Write out the whole of the material exactly.

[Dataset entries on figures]
+ + + +

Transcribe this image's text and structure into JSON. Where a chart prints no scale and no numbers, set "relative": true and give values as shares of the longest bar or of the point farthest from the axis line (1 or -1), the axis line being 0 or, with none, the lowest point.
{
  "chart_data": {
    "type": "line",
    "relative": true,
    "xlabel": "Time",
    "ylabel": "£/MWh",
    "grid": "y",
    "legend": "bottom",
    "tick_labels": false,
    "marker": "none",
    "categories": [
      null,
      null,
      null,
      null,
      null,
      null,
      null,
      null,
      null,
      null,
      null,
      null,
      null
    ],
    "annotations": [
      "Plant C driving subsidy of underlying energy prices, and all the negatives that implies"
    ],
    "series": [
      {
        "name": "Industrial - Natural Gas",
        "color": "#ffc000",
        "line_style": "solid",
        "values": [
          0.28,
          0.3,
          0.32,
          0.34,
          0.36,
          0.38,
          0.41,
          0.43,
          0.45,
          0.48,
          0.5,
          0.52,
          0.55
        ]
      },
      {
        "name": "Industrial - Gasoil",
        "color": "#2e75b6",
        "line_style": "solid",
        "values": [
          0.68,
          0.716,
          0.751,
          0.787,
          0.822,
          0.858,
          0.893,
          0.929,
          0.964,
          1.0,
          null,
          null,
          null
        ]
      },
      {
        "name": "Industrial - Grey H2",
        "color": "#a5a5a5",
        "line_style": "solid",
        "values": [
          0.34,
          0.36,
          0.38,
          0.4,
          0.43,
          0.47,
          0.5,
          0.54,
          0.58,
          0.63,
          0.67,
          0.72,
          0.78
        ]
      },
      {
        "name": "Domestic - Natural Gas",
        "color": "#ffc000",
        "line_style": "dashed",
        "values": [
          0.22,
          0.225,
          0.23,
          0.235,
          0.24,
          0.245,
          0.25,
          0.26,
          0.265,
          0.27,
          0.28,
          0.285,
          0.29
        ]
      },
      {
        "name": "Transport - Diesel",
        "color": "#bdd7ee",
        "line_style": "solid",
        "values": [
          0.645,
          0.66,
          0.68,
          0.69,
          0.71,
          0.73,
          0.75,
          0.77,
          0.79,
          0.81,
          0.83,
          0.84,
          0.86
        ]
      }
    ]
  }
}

+ + + +

* Exercise response *
Transcribe this image's text and structure into JSON. Where a chart prints no scale and no numbers, set "relative": true and give values as shares of the longest bar or of the point farthest from the axis line (1 or -1), the axis line being 0 or, with none, the lowest point.
{
  "chart_data": {
    "type": "line",
    "relative": true,
    "xlabel": "Time",
    "ylabel": "£/MWh",
    "grid": "y",
    "legend": "bottom",
    "tick_labels": false,
    "marker": "none",
    "categories": [
      null,
      null,
      null,
      null,
      null,
      null,
      null,
      null,
      null,
      null,
      null,
      null,
      null
    ],
    "annotations": [
      "Plant C driving subsidy of underlying energy prices, and all the negatives that implies"
    ],
    "series": [
      {
        "name": "Industrial - Natural Gas",
        "color": "#ffc000",
        "line_style": "solid",
        "values": [
          0.28,
          0.3,
          0.32,
          0.34,
          0.36,
          0.38,
          0.41,
          0.43,
          0.45,
          0.48,
          0.5,
          0.52,
          0.55
        ]
      },
      {
        "name": "Industrial - Gasoil",
        "color": "#2e75b6",
        "line_style": "solid",
        "values": [
          0.68,
          0.716,
          0.751,
          0.787,
          0.822,
          0.858,
          0.893,
          0.929,
          0.964,
          1.0,
          null,
          null,
          null
        ]
      },
      {
        "name": "Industrial - Grey H2",
        "color": "#a5a5a5",
        "line_style": "solid",
        "values": [
          0.34,
          0.36,
          0.38,
          0.4,
          0.43,
          0.47,
          0.5,
          0.54,
          0.58,
          0.63,
          0.67,
          0.72,
          0.78
        ]
      },
      {
        "name": "Domestic - Natural Gas",
        "color": "#ffc000",
        "line_style": "dashed",
        "values": [
          0.22,
          0.225,
          0.23,
          0.235,
          0.24,
          0.245,
          0.25,
          0.26,
          0.265,
          0.27,
          0.28,
          0.285,
          0.29
        ]
      },
      {
        "name": "Transport - Diesel",
        "color": "#bdd7ee",
        "line_style": "solid",
        "values": [
          0.645,
          0.66,
          0.68,
          0.69,
          0.71,
          0.73,
          0.75,
          0.77,
          0.79,
          0.81,
          0.83,
          0.84,
          0.86
        ]
      }
    ]
  }
}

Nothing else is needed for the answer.